Copy the data that follows exactly, and include none of its images.

Document page data:
************
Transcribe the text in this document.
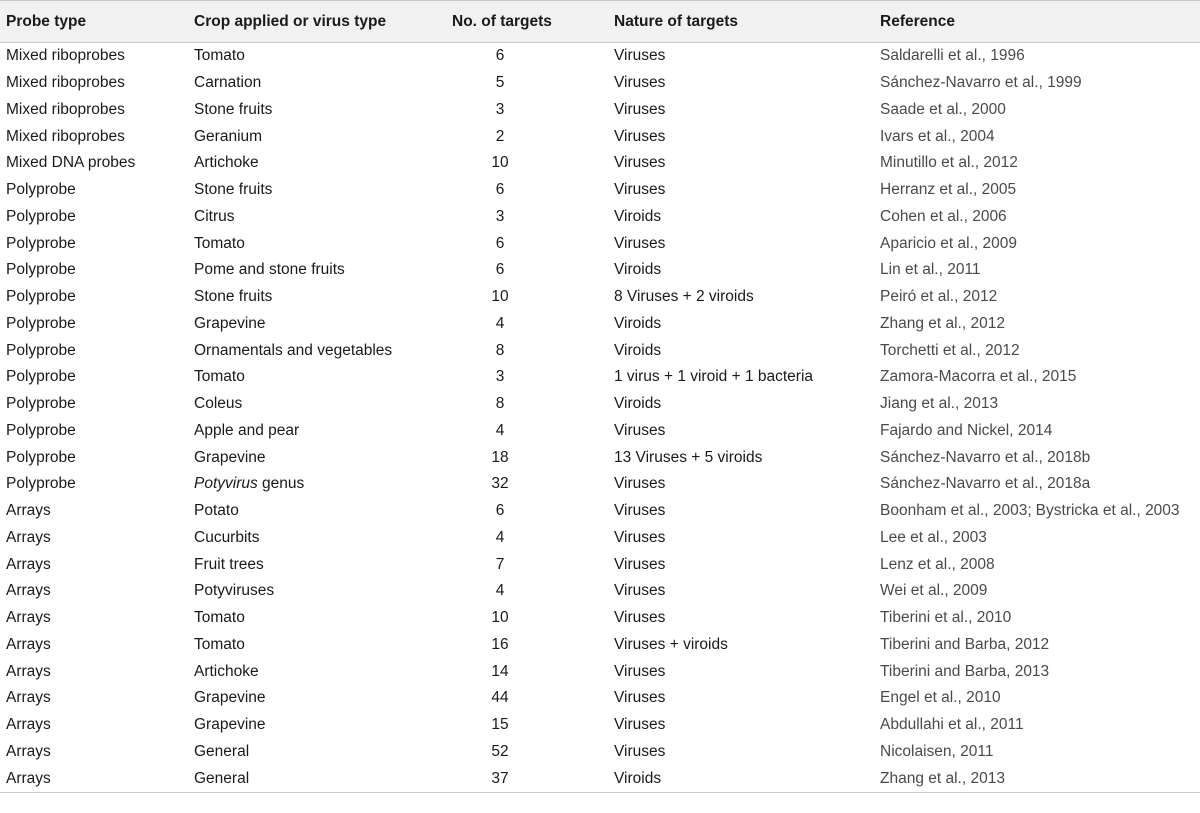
Probe type	Crop applied or virus type	No. of targets	Nature of targets	Reference
Mixed riboprobes	Tomato	6	Viruses	Saldarelli et al., 1996
Mixed riboprobes	Carnation	5	Viruses	Sánchez-Navarro et al., 1999
Mixed riboprobes	Stone fruits	3	Viruses	Saade et al., 2000
Mixed riboprobes	Geranium	2	Viruses	Ivars et al., 2004
Mixed DNA probes	Artichoke	10	Viruses	Minutillo et al., 2012
Polyprobe	Stone fruits	6	Viruses	Herranz et al., 2005
Polyprobe	Citrus	3	Viroids	Cohen et al., 2006
Polyprobe	Tomato	6	Viruses	Aparicio et al., 2009
Polyprobe	Pome and stone fruits	6	Viroids	Lin et al., 2011
Polyprobe	Stone fruits	10	8 Viruses + 2 viroids	Peiró et al., 2012
Polyprobe	Grapevine	4	Viroids	Zhang et al., 2012
Polyprobe	Ornamentals and vegetables	8	Viroids	Torchetti et al., 2012
Polyprobe	Tomato	3	1 virus + 1 viroid + 1 bacteria	Zamora-Macorra et al., 2015
Polyprobe	Coleus	8	Viroids	Jiang et al., 2013
Polyprobe	Apple and pear	4	Viruses	Fajardo and Nickel, 2014
Polyprobe	Grapevine	18	13 Viruses + 5 viroids	Sánchez-Navarro et al., 2018b
Polyprobe	Potyvirus genus	32	Viruses	Sánchez-Navarro et al., 2018a
Arrays	Potato	6	Viruses	Boonham et al., 2003; Bystricka et al., 2003
Arrays	Cucurbits	4	Viruses	Lee et al., 2003
Arrays	Fruit trees	7	Viruses	Lenz et al., 2008
Arrays	Potyviruses	4	Viruses	Wei et al., 2009
Arrays	Tomato	10	Viruses	Tiberini et al., 2010
Arrays	Tomato	16	Viruses + viroids	Tiberini and Barba, 2012
Arrays	Artichoke	14	Viruses	Tiberini and Barba, 2013
Arrays	Grapevine	44	Viruses	Engel et al., 2010
Arrays	Grapevine	15	Viruses	Abdullahi et al., 2011
Arrays	General	52	Viruses	Nicolaisen, 2011
Arrays	General	37	Viroids	Zhang et al., 2013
************
RESPONSE TO THE TASK:
Transcribe the text in this document.
Probe type	Crop applied or virus type	No. of targets	Nature of targets	Reference
Mixed riboprobes	Tomato	6	Viruses	Saldarelli et al., 1996
Mixed riboprobes	Carnation	5	Viruses	Sánchez-Navarro et al., 1999
Mixed riboprobes	Stone fruits	3	Viruses	Saade et al., 2000
Mixed riboprobes	Geranium	2	Viruses	Ivars et al., 2004
Mixed DNA probes	Artichoke	10	Viruses	Minutillo et al., 2012
Polyprobe	Stone fruits	6	Viruses	Herranz et al., 2005
Polyprobe	Citrus	3	Viroids	Cohen et al., 2006
Polyprobe	Tomato	6	Viruses	Aparicio et al., 2009
Polyprobe	Pome and stone fruits	6	Viroids	Lin et al., 2011
Polyprobe	Stone fruits	10	8 Viruses + 2 viroids	Peiró et al., 2012
Polyprobe	Grapevine	4	Viroids	Zhang et al., 2012
Polyprobe	Ornamentals and vegetables	8	Viroids	Torchetti et al., 2012
Polyprobe	Tomato	3	1 virus + 1 viroid + 1 bacteria	Zamora-Macorra et al., 2015
Polyprobe	Coleus	8	Viroids	Jiang et al., 2013
Polyprobe	Apple and pear	4	Viruses	Fajardo and Nickel, 2014
Polyprobe	Grapevine	18	13 Viruses + 5 viroids	Sánchez-Navarro et al., 2018b
Polyprobe	Potyvirus genus	32	Viruses	Sánchez-Navarro et al., 2018a
Arrays	Potato	6	Viruses	Boonham et al., 2003; Bystricka et al., 2003
Arrays	Cucurbits	4	Viruses	Lee et al., 2003
Arrays	Fruit trees	7	Viruses	Lenz et al., 2008
Arrays	Potyviruses	4	Viruses	Wei et al., 2009
Arrays	Tomato	10	Viruses	Tiberini et al., 2010
Arrays	Tomato	16	Viruses + viroids	Tiberini and Barba, 2012
Arrays	Artichoke	14	Viruses	Tiberini and Barba, 2013
Arrays	Grapevine	44	Viruses	Engel et al., 2010
Arrays	Grapevine	15	Viruses	Abdullahi et al., 2011
Arrays	General	52	Viruses	Nicolaisen, 2011
Arrays	General	37	Viroids	Zhang et al., 2013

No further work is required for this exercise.